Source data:
----------

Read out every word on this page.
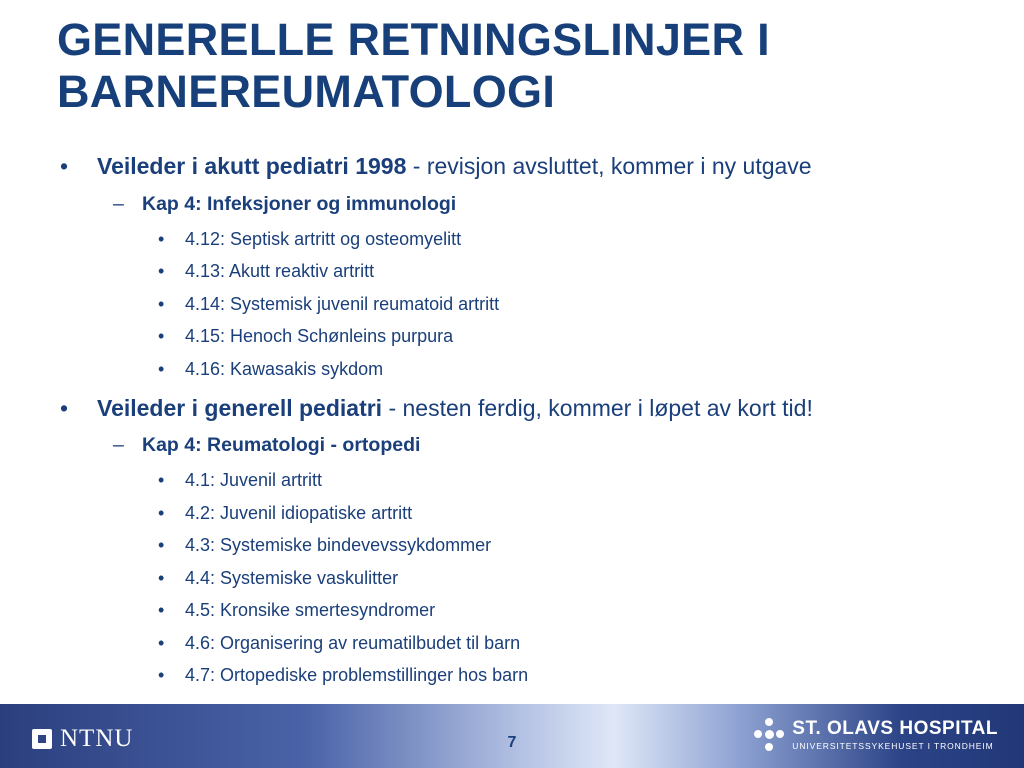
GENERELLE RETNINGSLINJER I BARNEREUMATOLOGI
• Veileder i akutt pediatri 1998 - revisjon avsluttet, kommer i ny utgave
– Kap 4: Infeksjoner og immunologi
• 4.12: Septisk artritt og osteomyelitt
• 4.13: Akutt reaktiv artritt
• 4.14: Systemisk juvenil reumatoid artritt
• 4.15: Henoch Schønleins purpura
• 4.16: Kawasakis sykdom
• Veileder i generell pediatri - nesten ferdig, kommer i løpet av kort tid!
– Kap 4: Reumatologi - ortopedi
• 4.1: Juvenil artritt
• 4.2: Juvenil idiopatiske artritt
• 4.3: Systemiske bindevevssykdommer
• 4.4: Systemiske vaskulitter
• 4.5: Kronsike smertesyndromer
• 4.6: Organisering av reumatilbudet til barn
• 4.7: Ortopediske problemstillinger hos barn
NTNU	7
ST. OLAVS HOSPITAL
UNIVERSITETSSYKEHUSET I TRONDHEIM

----------

Reproduce every line of the listing above in which the string "Systemiske" appears.

• 4.3: Systemiske bindevevssykdommer
• 4.4: Systemiske vaskulitter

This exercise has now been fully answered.